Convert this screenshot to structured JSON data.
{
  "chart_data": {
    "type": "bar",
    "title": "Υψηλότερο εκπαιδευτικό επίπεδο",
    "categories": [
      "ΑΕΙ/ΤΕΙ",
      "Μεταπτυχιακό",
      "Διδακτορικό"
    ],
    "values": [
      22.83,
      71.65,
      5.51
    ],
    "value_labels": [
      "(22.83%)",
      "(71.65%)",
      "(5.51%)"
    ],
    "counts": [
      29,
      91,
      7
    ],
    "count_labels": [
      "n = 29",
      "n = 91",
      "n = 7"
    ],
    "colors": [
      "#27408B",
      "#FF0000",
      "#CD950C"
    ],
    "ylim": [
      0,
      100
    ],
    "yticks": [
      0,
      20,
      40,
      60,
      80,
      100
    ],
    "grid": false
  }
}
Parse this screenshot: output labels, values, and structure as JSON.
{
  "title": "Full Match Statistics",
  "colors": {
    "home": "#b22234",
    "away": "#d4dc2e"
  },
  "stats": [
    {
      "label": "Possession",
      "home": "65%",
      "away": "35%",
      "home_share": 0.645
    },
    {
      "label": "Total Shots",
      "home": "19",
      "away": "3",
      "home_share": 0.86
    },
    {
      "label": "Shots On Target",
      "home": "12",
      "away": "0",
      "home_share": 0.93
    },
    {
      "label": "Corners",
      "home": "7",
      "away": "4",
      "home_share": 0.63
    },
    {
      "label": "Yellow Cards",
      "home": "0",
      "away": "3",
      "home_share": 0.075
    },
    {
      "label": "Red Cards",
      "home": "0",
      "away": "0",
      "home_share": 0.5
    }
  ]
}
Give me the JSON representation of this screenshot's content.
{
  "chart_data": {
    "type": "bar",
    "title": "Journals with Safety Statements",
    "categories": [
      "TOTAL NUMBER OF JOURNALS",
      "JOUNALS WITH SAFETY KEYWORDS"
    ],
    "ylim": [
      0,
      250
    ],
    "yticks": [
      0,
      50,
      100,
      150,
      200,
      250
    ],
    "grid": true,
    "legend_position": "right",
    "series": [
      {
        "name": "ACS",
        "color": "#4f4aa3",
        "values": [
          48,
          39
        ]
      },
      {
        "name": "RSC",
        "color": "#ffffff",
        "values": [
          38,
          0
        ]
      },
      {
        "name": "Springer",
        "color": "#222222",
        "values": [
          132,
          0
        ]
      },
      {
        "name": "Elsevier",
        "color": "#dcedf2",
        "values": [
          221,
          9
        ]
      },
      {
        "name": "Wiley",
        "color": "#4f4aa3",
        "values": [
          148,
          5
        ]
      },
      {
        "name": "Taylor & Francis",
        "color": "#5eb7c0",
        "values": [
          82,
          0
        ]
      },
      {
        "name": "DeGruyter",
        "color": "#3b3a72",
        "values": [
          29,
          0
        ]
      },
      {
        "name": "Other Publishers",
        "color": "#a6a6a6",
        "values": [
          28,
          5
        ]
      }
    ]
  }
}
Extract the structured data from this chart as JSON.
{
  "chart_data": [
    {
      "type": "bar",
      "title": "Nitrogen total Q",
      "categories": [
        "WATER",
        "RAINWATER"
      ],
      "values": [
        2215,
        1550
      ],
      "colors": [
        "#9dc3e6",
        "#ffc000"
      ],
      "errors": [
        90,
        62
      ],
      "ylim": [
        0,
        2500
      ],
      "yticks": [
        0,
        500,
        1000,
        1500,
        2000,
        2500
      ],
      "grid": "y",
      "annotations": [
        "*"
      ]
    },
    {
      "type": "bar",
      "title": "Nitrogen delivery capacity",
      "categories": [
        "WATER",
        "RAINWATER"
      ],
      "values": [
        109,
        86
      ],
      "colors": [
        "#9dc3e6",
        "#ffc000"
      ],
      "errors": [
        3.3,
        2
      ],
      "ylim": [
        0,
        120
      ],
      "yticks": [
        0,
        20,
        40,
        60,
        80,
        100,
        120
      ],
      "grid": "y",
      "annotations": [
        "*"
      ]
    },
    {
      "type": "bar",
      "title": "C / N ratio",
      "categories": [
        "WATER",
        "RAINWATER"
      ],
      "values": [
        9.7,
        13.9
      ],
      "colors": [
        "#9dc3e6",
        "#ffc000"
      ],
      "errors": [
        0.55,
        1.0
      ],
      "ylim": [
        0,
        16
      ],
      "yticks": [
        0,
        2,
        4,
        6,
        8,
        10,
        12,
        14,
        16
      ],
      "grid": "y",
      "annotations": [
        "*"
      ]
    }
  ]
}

▸ TASK TO COMPLETE:
Copy every line that contains the string "title".

▸ WRITTEN REPLY:
    "title": "Υψηλότερο εκπαιδευτικό επίπεδο",
  "title": "Full Match Statistics",
    "title": "Journals with Safety Statements",
      "title": "Nitrogen total Q",
      "title": "Nitrogen delivery capacity",
      "title": "C / N ratio",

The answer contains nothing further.